- **DIRECTIONS**
Write out every record in full, exactly as written, please.

[Chart and figure data]
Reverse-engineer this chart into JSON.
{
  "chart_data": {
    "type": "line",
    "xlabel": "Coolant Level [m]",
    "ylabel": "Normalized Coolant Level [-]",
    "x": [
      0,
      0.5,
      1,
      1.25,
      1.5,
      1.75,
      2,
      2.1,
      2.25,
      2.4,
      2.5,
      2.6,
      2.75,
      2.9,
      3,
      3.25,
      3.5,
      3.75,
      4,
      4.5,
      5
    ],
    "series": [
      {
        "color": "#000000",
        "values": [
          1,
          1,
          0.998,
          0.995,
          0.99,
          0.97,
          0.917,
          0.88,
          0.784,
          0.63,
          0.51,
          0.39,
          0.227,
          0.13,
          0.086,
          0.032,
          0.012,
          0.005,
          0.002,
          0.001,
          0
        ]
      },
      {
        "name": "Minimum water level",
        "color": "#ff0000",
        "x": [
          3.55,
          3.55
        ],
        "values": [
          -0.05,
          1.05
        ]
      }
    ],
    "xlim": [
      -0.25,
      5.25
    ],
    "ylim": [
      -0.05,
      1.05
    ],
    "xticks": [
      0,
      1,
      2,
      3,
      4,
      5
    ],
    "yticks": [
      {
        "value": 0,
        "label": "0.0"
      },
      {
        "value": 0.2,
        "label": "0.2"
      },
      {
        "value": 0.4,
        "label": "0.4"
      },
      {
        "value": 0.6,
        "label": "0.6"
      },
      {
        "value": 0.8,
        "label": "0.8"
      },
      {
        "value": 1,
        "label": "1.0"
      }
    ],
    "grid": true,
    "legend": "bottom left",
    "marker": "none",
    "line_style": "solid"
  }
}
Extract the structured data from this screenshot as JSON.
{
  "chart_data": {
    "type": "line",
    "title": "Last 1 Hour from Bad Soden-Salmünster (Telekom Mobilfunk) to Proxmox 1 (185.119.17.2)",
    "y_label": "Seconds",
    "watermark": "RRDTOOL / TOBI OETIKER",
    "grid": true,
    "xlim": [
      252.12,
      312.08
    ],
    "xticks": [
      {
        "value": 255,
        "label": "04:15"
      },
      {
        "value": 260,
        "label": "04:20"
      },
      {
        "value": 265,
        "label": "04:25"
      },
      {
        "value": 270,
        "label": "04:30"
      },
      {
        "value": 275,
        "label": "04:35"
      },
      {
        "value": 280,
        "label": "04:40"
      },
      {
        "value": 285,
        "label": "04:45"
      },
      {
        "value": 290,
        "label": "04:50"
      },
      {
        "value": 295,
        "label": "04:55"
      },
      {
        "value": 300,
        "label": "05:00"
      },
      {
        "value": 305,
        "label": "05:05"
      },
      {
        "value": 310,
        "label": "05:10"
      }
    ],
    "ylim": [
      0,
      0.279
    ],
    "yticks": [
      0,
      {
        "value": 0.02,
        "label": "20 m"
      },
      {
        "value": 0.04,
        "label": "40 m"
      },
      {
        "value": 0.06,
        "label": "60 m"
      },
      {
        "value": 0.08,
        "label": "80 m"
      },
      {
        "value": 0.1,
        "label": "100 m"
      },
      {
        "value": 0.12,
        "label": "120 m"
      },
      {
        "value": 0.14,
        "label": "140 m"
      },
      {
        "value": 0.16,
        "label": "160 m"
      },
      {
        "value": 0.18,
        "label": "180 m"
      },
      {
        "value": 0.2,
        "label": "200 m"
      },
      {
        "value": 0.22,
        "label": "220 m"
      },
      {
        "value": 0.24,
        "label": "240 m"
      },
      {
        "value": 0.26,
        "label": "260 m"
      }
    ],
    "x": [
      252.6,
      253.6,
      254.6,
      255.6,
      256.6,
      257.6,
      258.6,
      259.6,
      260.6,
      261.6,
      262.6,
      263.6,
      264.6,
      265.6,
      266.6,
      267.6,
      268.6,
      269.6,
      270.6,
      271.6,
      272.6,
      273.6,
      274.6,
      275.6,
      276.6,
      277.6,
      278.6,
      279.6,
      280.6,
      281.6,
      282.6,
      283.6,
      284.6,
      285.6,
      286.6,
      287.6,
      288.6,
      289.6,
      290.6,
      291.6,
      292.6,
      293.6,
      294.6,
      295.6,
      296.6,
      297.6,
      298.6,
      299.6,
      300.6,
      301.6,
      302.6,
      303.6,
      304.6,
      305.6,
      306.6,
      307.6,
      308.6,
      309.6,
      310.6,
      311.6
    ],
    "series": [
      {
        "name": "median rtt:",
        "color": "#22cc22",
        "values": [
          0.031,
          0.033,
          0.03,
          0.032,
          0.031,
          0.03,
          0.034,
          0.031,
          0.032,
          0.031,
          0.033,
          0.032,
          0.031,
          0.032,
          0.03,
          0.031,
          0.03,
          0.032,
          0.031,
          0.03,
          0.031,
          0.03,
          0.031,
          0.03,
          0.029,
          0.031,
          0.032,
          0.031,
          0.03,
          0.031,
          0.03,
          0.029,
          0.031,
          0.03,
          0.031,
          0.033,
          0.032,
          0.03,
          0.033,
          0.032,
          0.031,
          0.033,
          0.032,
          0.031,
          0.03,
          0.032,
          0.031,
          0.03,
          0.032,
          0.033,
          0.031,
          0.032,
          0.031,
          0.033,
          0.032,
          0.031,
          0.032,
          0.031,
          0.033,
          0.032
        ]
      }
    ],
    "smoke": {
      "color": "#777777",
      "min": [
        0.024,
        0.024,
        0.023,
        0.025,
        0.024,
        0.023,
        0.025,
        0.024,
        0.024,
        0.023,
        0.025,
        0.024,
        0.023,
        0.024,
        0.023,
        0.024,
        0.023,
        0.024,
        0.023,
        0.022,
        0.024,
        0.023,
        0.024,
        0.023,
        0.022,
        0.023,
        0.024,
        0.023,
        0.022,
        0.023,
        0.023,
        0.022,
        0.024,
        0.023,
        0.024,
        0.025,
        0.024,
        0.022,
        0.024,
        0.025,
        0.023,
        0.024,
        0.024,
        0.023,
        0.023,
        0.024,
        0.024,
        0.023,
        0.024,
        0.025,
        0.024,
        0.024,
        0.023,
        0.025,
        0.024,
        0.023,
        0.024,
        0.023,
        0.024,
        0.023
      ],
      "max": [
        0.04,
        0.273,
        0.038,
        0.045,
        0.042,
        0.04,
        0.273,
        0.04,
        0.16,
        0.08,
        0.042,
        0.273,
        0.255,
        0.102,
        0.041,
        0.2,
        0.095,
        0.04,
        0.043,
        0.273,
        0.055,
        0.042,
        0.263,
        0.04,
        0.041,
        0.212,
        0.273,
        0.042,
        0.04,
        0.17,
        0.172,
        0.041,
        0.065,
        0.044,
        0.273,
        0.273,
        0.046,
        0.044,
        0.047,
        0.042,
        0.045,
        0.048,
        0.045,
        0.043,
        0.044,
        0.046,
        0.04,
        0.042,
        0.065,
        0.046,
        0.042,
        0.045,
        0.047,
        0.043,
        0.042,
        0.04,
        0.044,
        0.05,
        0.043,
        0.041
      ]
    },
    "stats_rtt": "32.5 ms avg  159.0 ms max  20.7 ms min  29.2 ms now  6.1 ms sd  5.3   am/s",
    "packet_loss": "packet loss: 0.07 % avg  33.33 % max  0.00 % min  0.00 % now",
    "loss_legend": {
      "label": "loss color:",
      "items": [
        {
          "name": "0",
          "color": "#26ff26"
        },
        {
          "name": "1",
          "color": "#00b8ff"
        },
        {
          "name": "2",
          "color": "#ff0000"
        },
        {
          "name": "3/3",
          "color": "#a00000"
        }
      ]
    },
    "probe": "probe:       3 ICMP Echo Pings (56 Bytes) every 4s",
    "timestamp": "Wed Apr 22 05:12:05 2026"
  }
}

- **ANSWER TO THIS TASK**
Reverse-engineer this chart into JSON.
{
  "chart_data": {
    "type": "line",
    "xlabel": "Coolant Level [m]",
    "ylabel": "Normalized Coolant Level [-]",
    "x": [
      0,
      0.5,
      1,
      1.25,
      1.5,
      1.75,
      2,
      2.1,
      2.25,
      2.4,
      2.5,
      2.6,
      2.75,
      2.9,
      3,
      3.25,
      3.5,
      3.75,
      4,
      4.5,
      5
    ],
    "series": [
      {
        "color": "#000000",
        "values": [
          1,
          1,
          0.998,
          0.995,
          0.99,
          0.97,
          0.917,
          0.88,
          0.784,
          0.63,
          0.51,
          0.39,
          0.227,
          0.13,
          0.086,
          0.032,
          0.012,
          0.005,
          0.002,
          0.001,
          0
        ]
      },
      {
        "name": "Minimum water level",
        "color": "#ff0000",
        "x": [
          3.55,
          3.55
        ],
        "values": [
          -0.05,
          1.05
        ]
      }
    ],
    "xlim": [
      -0.25,
      5.25
    ],
    "ylim": [
      -0.05,
      1.05
    ],
    "xticks": [
      0,
      1,
      2,
      3,
      4,
      5
    ],
    "yticks": [
      {
        "value": 0,
        "label": "0.0"
      },
      {
        "value": 0.2,
        "label": "0.2"
      },
      {
        "value": 0.4,
        "label": "0.4"
      },
      {
        "value": 0.6,
        "label": "0.6"
      },
      {
        "value": 0.8,
        "label": "0.8"
      },
      {
        "value": 1,
        "label": "1.0"
      }
    ],
    "grid": true,
    "legend": "bottom left",
    "marker": "none",
    "line_style": "solid"
  }
}
Extract the structured data from this screenshot as JSON.
{
  "chart_data": {
    "type": "line",
    "title": "Last 1 Hour from Bad Soden-Salmünster (Telekom Mobilfunk) to Proxmox 1 (185.119.17.2)",
    "y_label": "Seconds",
    "watermark": "RRDTOOL / TOBI OETIKER",
    "grid": true,
    "xlim": [
      252.12,
      312.08
    ],
    "xticks": [
      {
        "value": 255,
        "label": "04:15"
      },
      {
        "value": 260,
        "label": "04:20"
      },
      {
        "value": 265,
        "label": "04:25"
      },
      {
        "value": 270,
        "label": "04:30"
      },
      {
        "value": 275,
        "label": "04:35"
      },
      {
        "value": 280,
        "label": "04:40"
      },
      {
        "value": 285,
        "label": "04:45"
      },
      {
        "value": 290,
        "label": "04:50"
      },
      {
        "value": 295,
        "label": "04:55"
      },
      {
        "value": 300,
        "label": "05:00"
      },
      {
        "value": 305,
        "label": "05:05"
      },
      {
        "value": 310,
        "label": "05:10"
      }
    ],
    "ylim": [
      0,
      0.279
    ],
    "yticks": [
      0,
      {
        "value": 0.02,
        "label": "20 m"
      },
      {
        "value": 0.04,
        "label": "40 m"
      },
      {
        "value": 0.06,
        "label": "60 m"
      },
      {
        "value": 0.08,
        "label": "80 m"
      },
      {
        "value": 0.1,
        "label": "100 m"
      },
      {
        "value": 0.12,
        "label": "120 m"
      },
      {
        "value": 0.14,
        "label": "140 m"
      },
      {
        "value": 0.16,
        "label": "160 m"
      },
      {
        "value": 0.18,
        "label": "180 m"
      },
      {
        "value": 0.2,
        "label": "200 m"
      },
      {
        "value": 0.22,
        "label": "220 m"
      },
      {
        "value": 0.24,
        "label": "240 m"
      },
      {
        "value": 0.26,
        "label": "260 m"
      }
    ],
    "x": [
      252.6,
      253.6,
      254.6,
      255.6,
      256.6,
      257.6,
      258.6,
      259.6,
      260.6,
      261.6,
      262.6,
      263.6,
      264.6,
      265.6,
      266.6,
      267.6,
      268.6,
      269.6,
      270.6,
      271.6,
      272.6,
      273.6,
      274.6,
      275.6,
      276.6,
      277.6,
      278.6,
      279.6,
      280.6,
      281.6,
      282.6,
      283.6,
      284.6,
      285.6,
      286.6,
      287.6,
      288.6,
      289.6,
      290.6,
      291.6,
      292.6,
      293.6,
      294.6,
      295.6,
      296.6,
      297.6,
      298.6,
      299.6,
      300.6,
      301.6,
      302.6,
      303.6,
      304.6,
      305.6,
      306.6,
      307.6,
      308.6,
      309.6,
      310.6,
      311.6
    ],
    "series": [
      {
        "name": "median rtt:",
        "color": "#22cc22",
        "values": [
          0.031,
          0.033,
          0.03,
          0.032,
          0.031,
          0.03,
          0.034,
          0.031,
          0.032,
          0.031,
          0.033,
          0.032,
          0.031,
          0.032,
          0.03,
          0.031,
          0.03,
          0.032,
          0.031,
          0.03,
          0.031,
          0.03,
          0.031,
          0.03,
          0.029,
          0.031,
          0.032,
          0.031,
          0.03,
          0.031,
          0.03,
          0.029,
          0.031,
          0.03,
          0.031,
          0.033,
          0.032,
          0.03,
          0.033,
          0.032,
          0.031,
          0.033,
          0.032,
          0.031,
          0.03,
          0.032,
          0.031,
          0.03,
          0.032,
          0.033,
          0.031,
          0.032,
          0.031,
          0.033,
          0.032,
          0.031,
          0.032,
          0.031,
          0.033,
          0.032
        ]
      }
    ],
    "smoke": {
      "color": "#777777",
      "min": [
        0.024,
        0.024,
        0.023,
        0.025,
        0.024,
        0.023,
        0.025,
        0.024,
        0.024,
        0.023,
        0.025,
        0.024,
        0.023,
        0.024,
        0.023,
        0.024,
        0.023,
        0.024,
        0.023,
        0.022,
        0.024,
        0.023,
        0.024,
        0.023,
        0.022,
        0.023,
        0.024,
        0.023,
        0.022,
        0.023,
        0.023,
        0.022,
        0.024,
        0.023,
        0.024,
        0.025,
        0.024,
        0.022,
        0.024,
        0.025,
        0.023,
        0.024,
        0.024,
        0.023,
        0.023,
        0.024,
        0.024,
        0.023,
        0.024,
        0.025,
        0.024,
        0.024,
        0.023,
        0.025,
        0.024,
        0.023,
        0.024,
        0.023,
        0.024,
        0.023
      ],
      "max": [
        0.04,
        0.273,
        0.038,
        0.045,
        0.042,
        0.04,
        0.273,
        0.04,
        0.16,
        0.08,
        0.042,
        0.273,
        0.255,
        0.102,
        0.041,
        0.2,
        0.095,
        0.04,
        0.043,
        0.273,
        0.055,
        0.042,
        0.263,
        0.04,
        0.041,
        0.212,
        0.273,
        0.042,
        0.04,
        0.17,
        0.172,
        0.041,
        0.065,
        0.044,
        0.273,
        0.273,
        0.046,
        0.044,
        0.047,
        0.042,
        0.045,
        0.048,
        0.045,
        0.043,
        0.044,
        0.046,
        0.04,
        0.042,
        0.065,
        0.046,
        0.042,
        0.045,
        0.047,
        0.043,
        0.042,
        0.04,
        0.044,
        0.05,
        0.043,
        0.041
      ]
    },
    "stats_rtt": "32.5 ms avg  159.0 ms max  20.7 ms min  29.2 ms now  6.1 ms sd  5.3   am/s",
    "packet_loss": "packet loss: 0.07 % avg  33.33 % max  0.00 % min  0.00 % now",
    "loss_legend": {
      "label": "loss color:",
      "items": [
        {
          "name": "0",
          "color": "#26ff26"
        },
        {
          "name": "1",
          "color": "#00b8ff"
        },
        {
          "name": "2",
          "color": "#ff0000"
        },
        {
          "name": "3/3",
          "color": "#a00000"
        }
      ]
    },
    "probe": "probe:       3 ICMP Echo Pings (56 Bytes) every 4s",
    "timestamp": "Wed Apr 22 05:12:05 2026"
  }
}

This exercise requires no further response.